■ Document segment ■
★ ★ ★ ★
Crash. Collapse. Carnage. Calamity. Meltdown. Panic.

Well, these are some attention-grabbing keywords you must have heard and read in business media over the past two days. Even I used the word crash in the headline of this post to grab your attention. And it worked, didn’t it?

Well, that’s the way the psychology of fear works, and especially when it come to the stock market. The media adds so much fuel to fire, that short-term losses end up overshadowing our awareness about the possibility of long-term gains.

Amidst this, here are answers to the ten key questions on the current crash I have received from tribe members since yesterday – all asking what to do as others around them lose their heads.

You won’t find perfect answers below, but this is just my attempt to help you get over your fears, which may otherwise lead you to act in haste, which can cause some damage to your process of long term wealth creation.

Let’s start right here.

1. Why is the stock market crashing?
I am no stock market expert who would enchant you with his/her accurate post-market reasonings and predictions. All I know, in simple words, is that a lot of people in China are worried that their stock market and economy are finally in a bubble, and are thus selling stocks under fear that the bubble may burst soon.

While the Chinese government and central bank (who allowed the bubble to grow in the first place) are already acting to control the wildfire, they seem to be falling short against the rampaging herd of stock market sellers.

Talking about herds, well this is how the stock market behaves in the short term, under the influence of people all moving in the same direction. And large number of stock investors (or, let’s call them ‘speculators’) in India – both domestic and foreigners – have decided to join the Chinese herds in selling their stocks, especially those bought on margin or borrowed money. And that is causing the crash.

2. Is it like 2008 again?
Whether this situation is like 2008 is impossible to predict, especially for me. You may be hearing some predictions on business television, but then as I mentioned, predicting is futile and I am not an expert in it.

All I can say is whether this turns out to be like 2008 or not is unknown. But it seems that things could remain difficult for some time to come…and can get more difficult if you continue to watch and read those headlines in business media that has a habit of taking things out of proportions.

So, if you wish to curtail your worries, first please stop watching/reading such media. That will give you ample time and sense to think calmly and wisely through this situation.

After the latest decline, stocks are a little cheaper than they were before it all began. But they could get a lot cheaper still before this is over.
★ ★ ★ ★
■ Record list ■
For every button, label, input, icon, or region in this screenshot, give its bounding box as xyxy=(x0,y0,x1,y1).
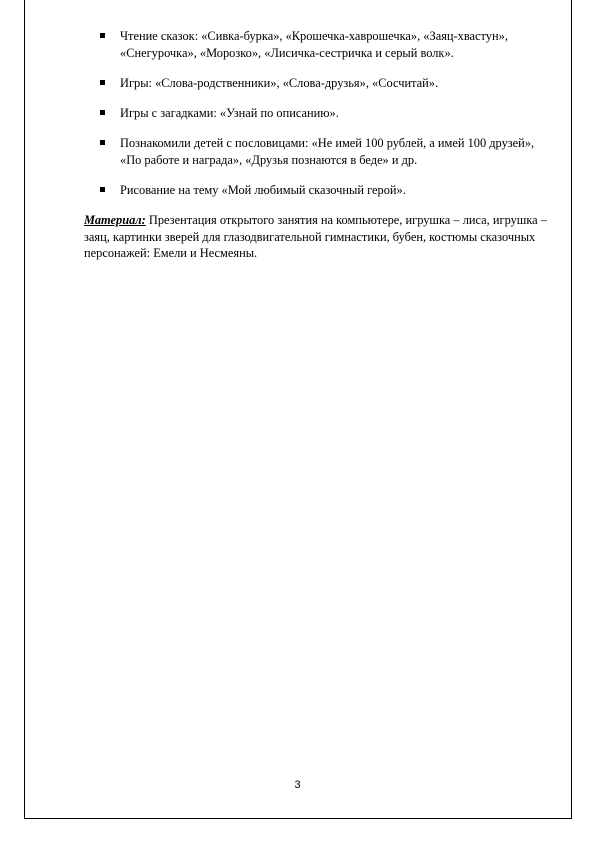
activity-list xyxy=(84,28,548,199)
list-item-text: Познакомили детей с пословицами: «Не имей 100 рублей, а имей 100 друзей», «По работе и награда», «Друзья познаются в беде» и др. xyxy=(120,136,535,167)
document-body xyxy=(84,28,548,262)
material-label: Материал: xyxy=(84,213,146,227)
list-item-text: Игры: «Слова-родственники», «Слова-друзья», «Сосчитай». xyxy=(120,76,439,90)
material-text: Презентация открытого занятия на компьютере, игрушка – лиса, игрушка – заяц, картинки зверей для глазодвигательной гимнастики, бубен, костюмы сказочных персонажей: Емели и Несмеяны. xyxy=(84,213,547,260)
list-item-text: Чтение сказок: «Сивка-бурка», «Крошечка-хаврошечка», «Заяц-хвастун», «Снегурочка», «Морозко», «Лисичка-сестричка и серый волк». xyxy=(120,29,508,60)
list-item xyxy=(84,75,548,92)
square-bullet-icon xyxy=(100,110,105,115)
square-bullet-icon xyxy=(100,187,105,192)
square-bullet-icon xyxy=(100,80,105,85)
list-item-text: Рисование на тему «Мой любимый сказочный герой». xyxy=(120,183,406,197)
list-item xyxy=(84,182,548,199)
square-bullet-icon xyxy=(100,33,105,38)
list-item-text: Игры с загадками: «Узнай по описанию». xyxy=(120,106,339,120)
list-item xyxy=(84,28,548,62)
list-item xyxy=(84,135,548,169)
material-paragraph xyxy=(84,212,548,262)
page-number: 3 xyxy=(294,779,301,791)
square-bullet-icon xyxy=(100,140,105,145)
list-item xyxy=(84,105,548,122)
★ ★ ★ ★
■ What the task asks ■
Can you quote everything from "So, if you wish" down to "through this situation." in the stock market crash post? The material is separate from the stock market crash post.

■ Solution to the exercise ■
So, if you wish to curtail your worries, first please stop watching/reading such media. That will give you ample time and sense to think calmly and wisely through this situation.